→ **Exercise brief**
Give the number of lines holding the string "this" and nothing more.

:: Information provided

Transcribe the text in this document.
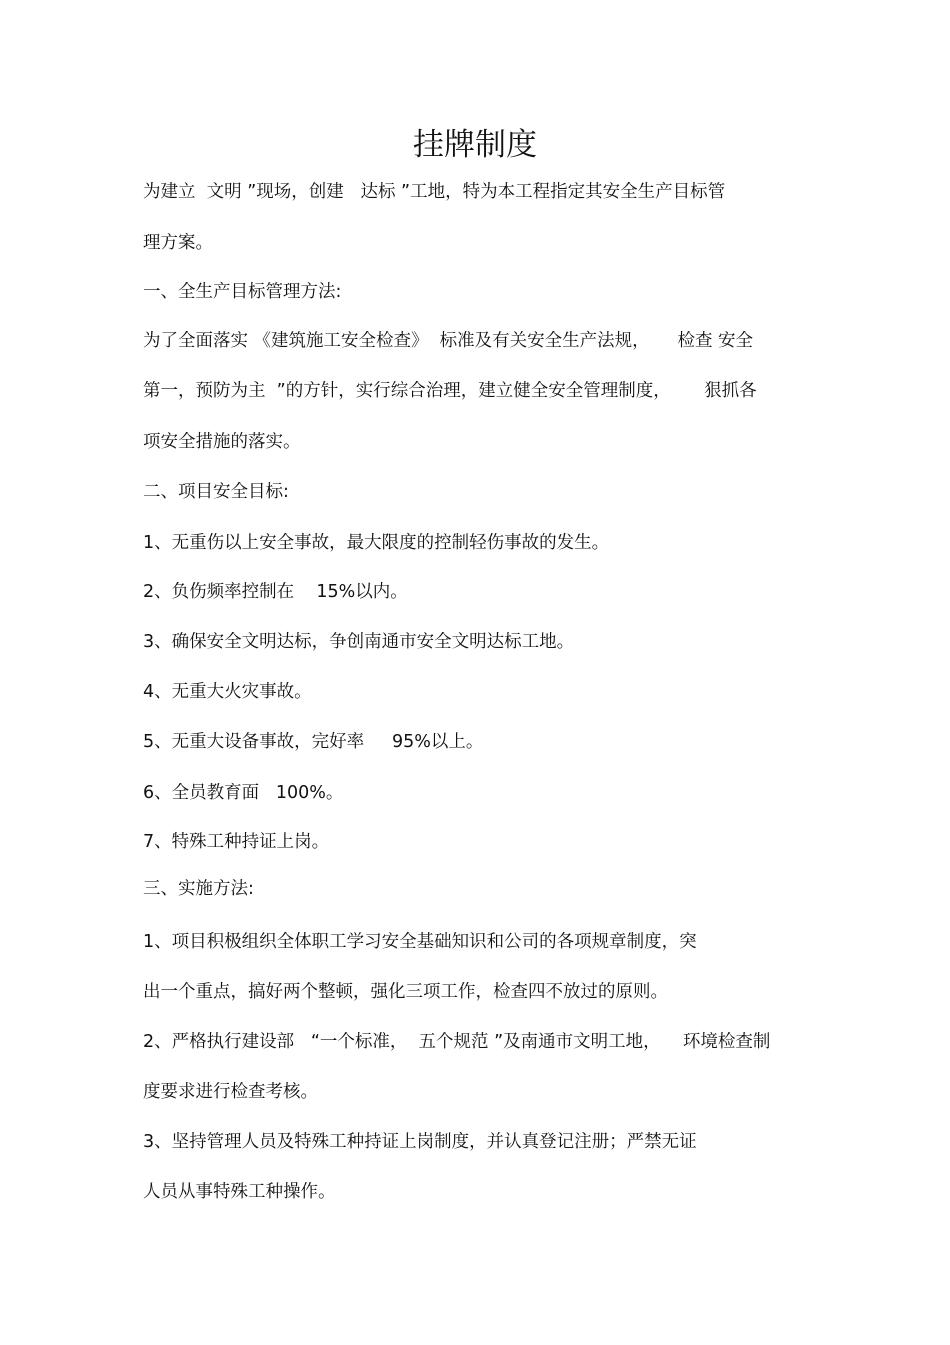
挂牌制度

为建立  文明 ”现场，创建   达标 ”工地，特为本工程指定其安全生产目标管

理方案。

一、全生产目标管理方法:

为了全面落实 《建筑施工安全检查》  标准及有关安全生产法规，     检查 安全

第一，预防为主  ”的方针，实行综合治理，建立健全安全管理制度，      狠抓各

项安全措施的落实。

二、项目安全目标:

1、无重伤以上安全事故，最大限度的控制轻伤事故的发生。

2、负伤频率控制在    15%以内。

3、确保安全文明达标，争创南通市安全文明达标工地。

4、无重大火灾事故。

5、无重大设备事故，完好率     95%以上。

6、全员教育面   100%。

7、特殊工种持证上岗。

三、实施方法:

1、项目积极组织全体职工学习安全基础知识和公司的各项规章制度，突

出一个重点，搞好两个整顿，强化三项工作，检查四不放过的原则。

2、严格执行建设部   “一个标准，  五个规范 ”及南通市文明工地，    环境检查制

度要求进行检查考核。

3、坚持管理人员及特殊工种持证上岗制度，并认真登记注册；严禁无证

人员从事特殊工种操作。
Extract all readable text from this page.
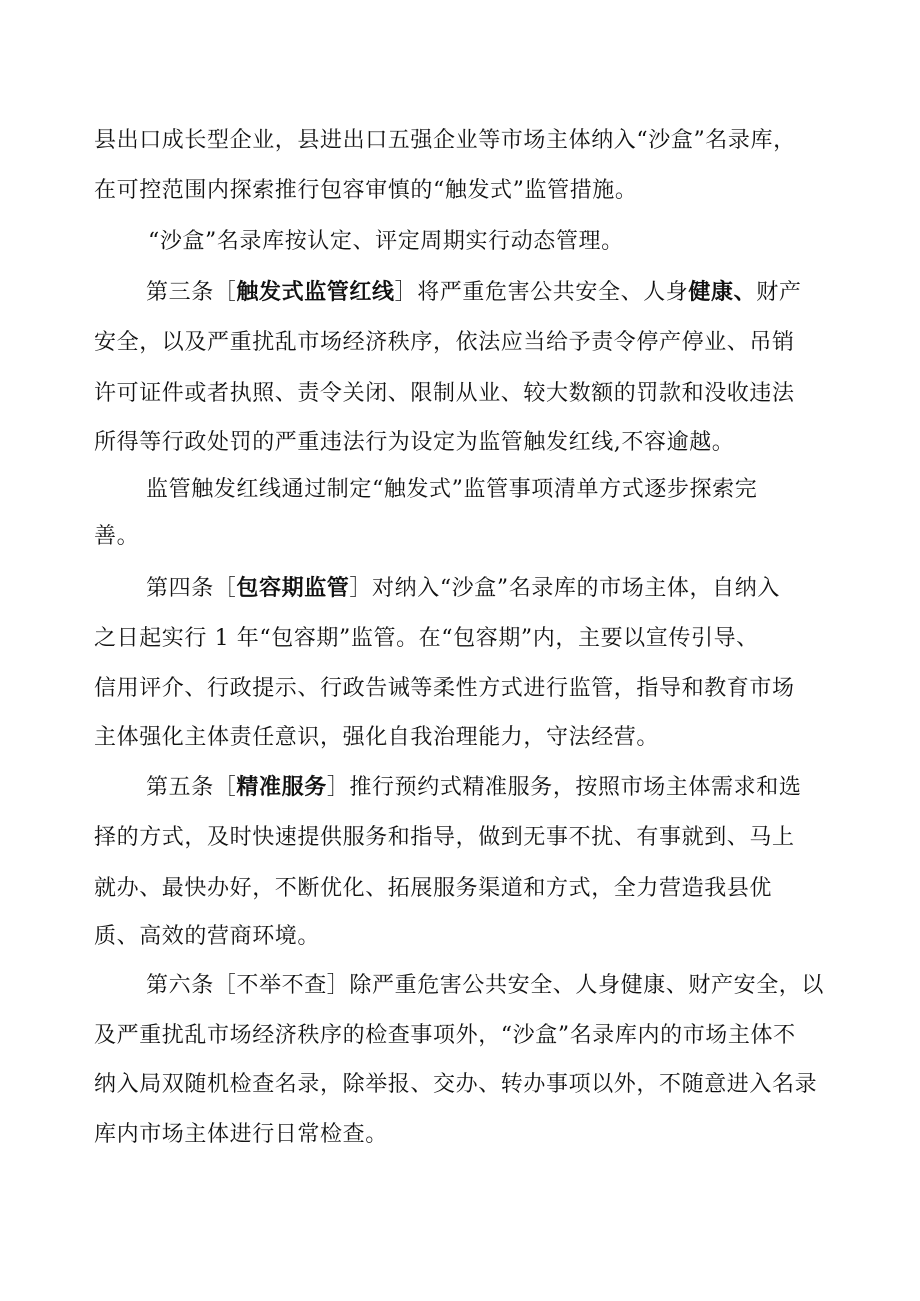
县出口成长型企业，县进出口五强企业等市场主体纳入“沙盒”名录库，
在可控范围内探索推行包容审慎的“触发式”监管措施。
“沙盒”名录库按认定、评定周期实行动态管理。
第三条［触发式监管红线］将严重危害公共安全、人身健康、财产
安全，以及严重扰乱市场经济秩序，依法应当给予责令停产停业、吊销
许可证件或者执照、责令关闭、限制从业、较大数额的罚款和没收违法
所得等行政处罚的严重违法行为设定为监管触发红线,不容逾越。
监管触发红线通过制定“触发式”监管事项清单方式逐步探索完
善。
第四条［包容期监管］对纳入“沙盒”名录库的市场主体，自纳入
之日起实行 1 年“包容期”监管。在“包容期”内，主要以宣传引导、
信用评介、行政提示、行政告诫等柔性方式进行监管，指导和教育市场
主体强化主体责任意识，强化自我治理能力，守法经营。
第五条［精准服务］推行预约式精准服务，按照市场主体需求和选
择的方式，及时快速提供服务和指导，做到无事不扰、有事就到、马上
就办、最快办好，不断优化、拓展服务渠道和方式，全力营造我县优
质、高效的营商环境。
第六条［不举不查］除严重危害公共安全、人身健康、财产安全，以
及严重扰乱市场经济秩序的检查事项外，“沙盒”名录库内的市场主体不
纳入局双随机检查名录，除举报、交办、转办事项以外，不随意进入名录
库内市场主体进行日常检查。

::::

→ **Finished answer**
2